- _DATA PROVIDED_

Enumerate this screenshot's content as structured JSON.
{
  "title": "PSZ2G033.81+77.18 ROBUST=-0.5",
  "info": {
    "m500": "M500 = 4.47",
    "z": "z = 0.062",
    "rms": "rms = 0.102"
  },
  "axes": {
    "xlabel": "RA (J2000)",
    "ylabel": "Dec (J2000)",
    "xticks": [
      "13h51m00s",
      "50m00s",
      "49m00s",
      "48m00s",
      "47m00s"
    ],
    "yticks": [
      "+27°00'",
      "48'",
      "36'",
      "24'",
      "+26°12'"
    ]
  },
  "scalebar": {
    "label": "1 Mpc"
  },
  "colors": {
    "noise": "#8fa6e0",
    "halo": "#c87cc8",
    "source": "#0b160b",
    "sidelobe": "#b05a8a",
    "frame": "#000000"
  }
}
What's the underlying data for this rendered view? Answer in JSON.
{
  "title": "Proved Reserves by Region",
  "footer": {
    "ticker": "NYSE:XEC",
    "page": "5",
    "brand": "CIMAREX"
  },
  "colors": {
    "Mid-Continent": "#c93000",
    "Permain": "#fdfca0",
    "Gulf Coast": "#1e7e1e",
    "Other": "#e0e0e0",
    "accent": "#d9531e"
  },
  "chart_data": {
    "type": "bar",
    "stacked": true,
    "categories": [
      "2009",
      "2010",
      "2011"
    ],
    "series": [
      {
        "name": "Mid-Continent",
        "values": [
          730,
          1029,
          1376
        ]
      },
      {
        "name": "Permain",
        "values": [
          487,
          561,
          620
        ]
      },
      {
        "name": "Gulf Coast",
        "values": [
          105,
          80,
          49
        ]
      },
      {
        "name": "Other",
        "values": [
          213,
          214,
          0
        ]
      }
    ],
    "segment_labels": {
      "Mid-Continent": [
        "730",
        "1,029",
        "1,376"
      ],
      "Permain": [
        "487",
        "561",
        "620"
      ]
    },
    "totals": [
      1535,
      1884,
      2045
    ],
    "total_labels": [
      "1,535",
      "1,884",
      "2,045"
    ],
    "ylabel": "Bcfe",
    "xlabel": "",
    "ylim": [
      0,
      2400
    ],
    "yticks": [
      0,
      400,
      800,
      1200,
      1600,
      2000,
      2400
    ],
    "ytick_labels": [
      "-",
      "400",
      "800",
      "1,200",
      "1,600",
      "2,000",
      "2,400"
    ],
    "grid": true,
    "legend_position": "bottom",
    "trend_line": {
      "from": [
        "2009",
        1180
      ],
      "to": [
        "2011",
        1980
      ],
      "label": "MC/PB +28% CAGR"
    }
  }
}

- _STATED TASK_
Transcribe each entry precisely, missing none.

- _RESULT FOR THIS EXERCISE_
Enumerate this screenshot's content as structured JSON.
{
  "title": "PSZ2G033.81+77.18 ROBUST=-0.5",
  "info": {
    "m500": "M500 = 4.47",
    "z": "z = 0.062",
    "rms": "rms = 0.102"
  },
  "axes": {
    "xlabel": "RA (J2000)",
    "ylabel": "Dec (J2000)",
    "xticks": [
      "13h51m00s",
      "50m00s",
      "49m00s",
      "48m00s",
      "47m00s"
    ],
    "yticks": [
      "+27°00'",
      "48'",
      "36'",
      "24'",
      "+26°12'"
    ]
  },
  "scalebar": {
    "label": "1 Mpc"
  },
  "colors": {
    "noise": "#8fa6e0",
    "halo": "#c87cc8",
    "source": "#0b160b",
    "sidelobe": "#b05a8a",
    "frame": "#000000"
  }
}
What's the underlying data for this rendered view? Answer in JSON.
{
  "title": "Proved Reserves by Region",
  "footer": {
    "ticker": "NYSE:XEC",
    "page": "5",
    "brand": "CIMAREX"
  },
  "colors": {
    "Mid-Continent": "#c93000",
    "Permain": "#fdfca0",
    "Gulf Coast": "#1e7e1e",
    "Other": "#e0e0e0",
    "accent": "#d9531e"
  },
  "chart_data": {
    "type": "bar",
    "stacked": true,
    "categories": [
      "2009",
      "2010",
      "2011"
    ],
    "series": [
      {
        "name": "Mid-Continent",
        "values": [
          730,
          1029,
          1376
        ]
      },
      {
        "name": "Permain",
        "values": [
          487,
          561,
          620
        ]
      },
      {
        "name": "Gulf Coast",
        "values": [
          105,
          80,
          49
        ]
      },
      {
        "name": "Other",
        "values": [
          213,
          214,
          0
        ]
      }
    ],
    "segment_labels": {
      "Mid-Continent": [
        "730",
        "1,029",
        "1,376"
      ],
      "Permain": [
        "487",
        "561",
        "620"
      ]
    },
    "totals": [
      1535,
      1884,
      2045
    ],
    "total_labels": [
      "1,535",
      "1,884",
      "2,045"
    ],
    "ylabel": "Bcfe",
    "xlabel": "",
    "ylim": [
      0,
      2400
    ],
    "yticks": [
      0,
      400,
      800,
      1200,
      1600,
      2000,
      2400
    ],
    "ytick_labels": [
      "-",
      "400",
      "800",
      "1,200",
      "1,600",
      "2,000",
      "2,400"
    ],
    "grid": true,
    "legend_position": "bottom",
    "trend_line": {
      "from": [
        "2009",
        1180
      ],
      "to": [
        "2011",
        1980
      ],
      "label": "MC/PB +28% CAGR"
    }
  }
}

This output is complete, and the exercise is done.